### Your task
Word for word, copy all the data and drop the pictures.

### Input for this task

____________

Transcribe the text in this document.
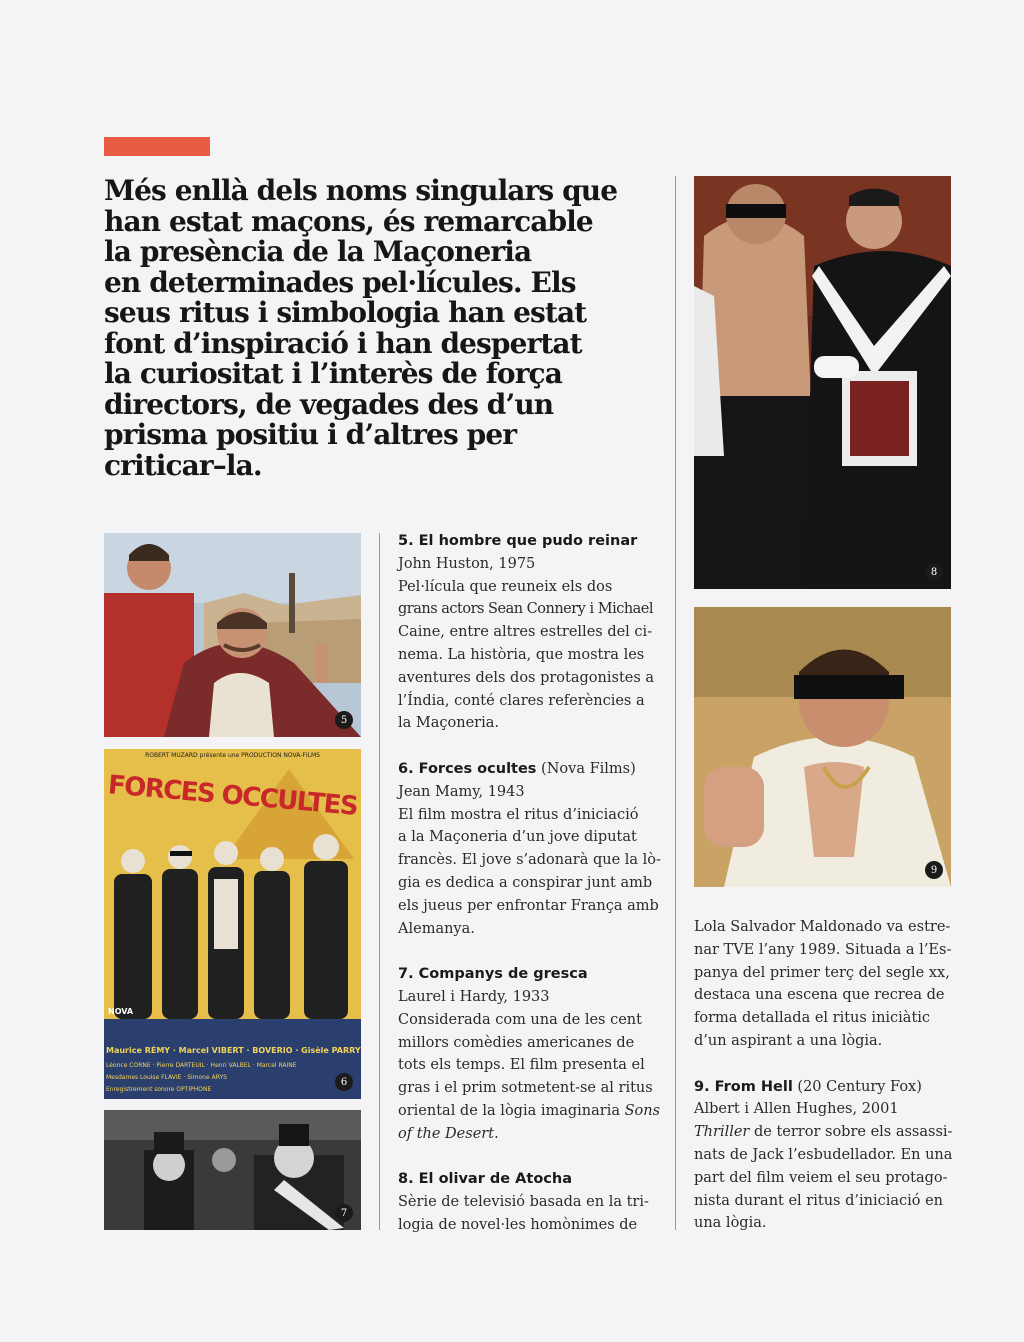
Més enllà dels noms singulars que
han estat maçons, és remarcable
la presència de la Maçoneria
en determinades pel·lícules. Els
seus ritus i simbologia han estat
font d’inspiració i han despertat
la curiositat i l’interès de força
directors, de vegades des d’un
prisma positiu i d’altres per
criticar–la.
5
ROBERT MUZARD présente une PRODUCTION NOVA-FILMS
FORCES OCCULTES
NOVA
Maurice RÉMY · Marcel VIBERT · BOVERIO · Gisèle PARRY
Léonce CORNE · Pierre DARTEUIL · Henri VALBEL · Marcel RAINE
Mesdames Louise FLAVIE · Simone ARYS
Enregistrement sonore OPTIPHONE
6
7
8
9
5. El hombre que pudo reinar
John Huston, 1975
Pel·lícula que reuneix els dos
grans actors Sean Connery i Michael
Caine, entre altres estrelles del ci-
nema. La història, que mostra les
aventures dels dos protagonistes a
l’Índia, conté clares referències a
la Maçoneria.
6. Forces ocultes (Nova Films)
Jean Mamy, 1943
El film mostra el ritus d’iniciació
a la Maçoneria d’un jove diputat
francès. El jove s’adonarà que la lò-
gia es dedica a conspirar junt amb
els jueus per enfrontar França amb
Alemanya.
7. Companys de gresca
Laurel i Hardy, 1933
Considerada com una de les cent
millors comèdies americanes de
tots els temps. El film presenta el
gras i el prim sotmetent-se al ritus
oriental de la lògia imaginaria Sons
of the Desert.
8. El olivar de Atocha
Sèrie de televisió basada en la tri-
logia de novel·les homònimes de
Lola Salvador Maldonado va estre-
nar TVE l’any 1989. Situada a l’Es-
panya del primer terç del segle xx,
destaca una escena que recrea de
forma detallada el ritus iniciàtic
d’un aspirant a una lògia.
9. From Hell (20 Century Fox)
Albert i Allen Hughes, 2001
Thriller de terror sobre els assassi-
nats de Jack l’esbudellador. En una
part del film veiem el seu protago-
nista durant el ritus d’iniciació en
una lògia.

____________

### Expected output
Transcribe the text in this document.
Més enllà dels noms singulars que
han estat maçons, és remarcable
la presència de la Maçoneria
en determinades pel·lícules. Els
seus ritus i simbologia han estat
font d’inspiració i han despertat
la curiositat i l’interès de força
directors, de vegades des d’un
prisma positiu i d’altres per
criticar–la.
5
ROBERT MUZARD présente une PRODUCTION NOVA-FILMS
FORCES OCCULTES
NOVA
Maurice RÉMY · Marcel VIBERT · BOVERIO · Gisèle PARRY
Léonce CORNE · Pierre DARTEUIL · Henri VALBEL · Marcel RAINE
Mesdames Louise FLAVIE · Simone ARYS
Enregistrement sonore OPTIPHONE
6
7
8
9
5. El hombre que pudo reinar
John Huston, 1975
Pel·lícula que reuneix els dos
grans actors Sean Connery i Michael
Caine, entre altres estrelles del ci-
nema. La història, que mostra les
aventures dels dos protagonistes a
l’Índia, conté clares referències a
la Maçoneria.
6. Forces ocultes (Nova Films)
Jean Mamy, 1943
El film mostra el ritus d’iniciació
a la Maçoneria d’un jove diputat
francès. El jove s’adonarà que la lò-
gia es dedica a conspirar junt amb
els jueus per enfrontar França amb
Alemanya.
7. Companys de gresca
Laurel i Hardy, 1933
Considerada com una de les cent
millors comèdies americanes de
tots els temps. El film presenta el
gras i el prim sotmetent-se al ritus
oriental de la lògia imaginaria Sons
of the Desert.
8. El olivar de Atocha
Sèrie de televisió basada en la tri-
logia de novel·les homònimes de
Lola Salvador Maldonado va estre-
nar TVE l’any 1989. Situada a l’Es-
panya del primer terç del segle xx,
destaca una escena que recrea de
forma detallada el ritus iniciàtic
d’un aspirant a una lògia.
9. From Hell (20 Century Fox)
Albert i Allen Hughes, 2001
Thriller de terror sobre els assassi-
nats de Jack l’esbudellador. En una
part del film veiem el seu protago-
nista durant el ritus d’iniciació en
una lògia.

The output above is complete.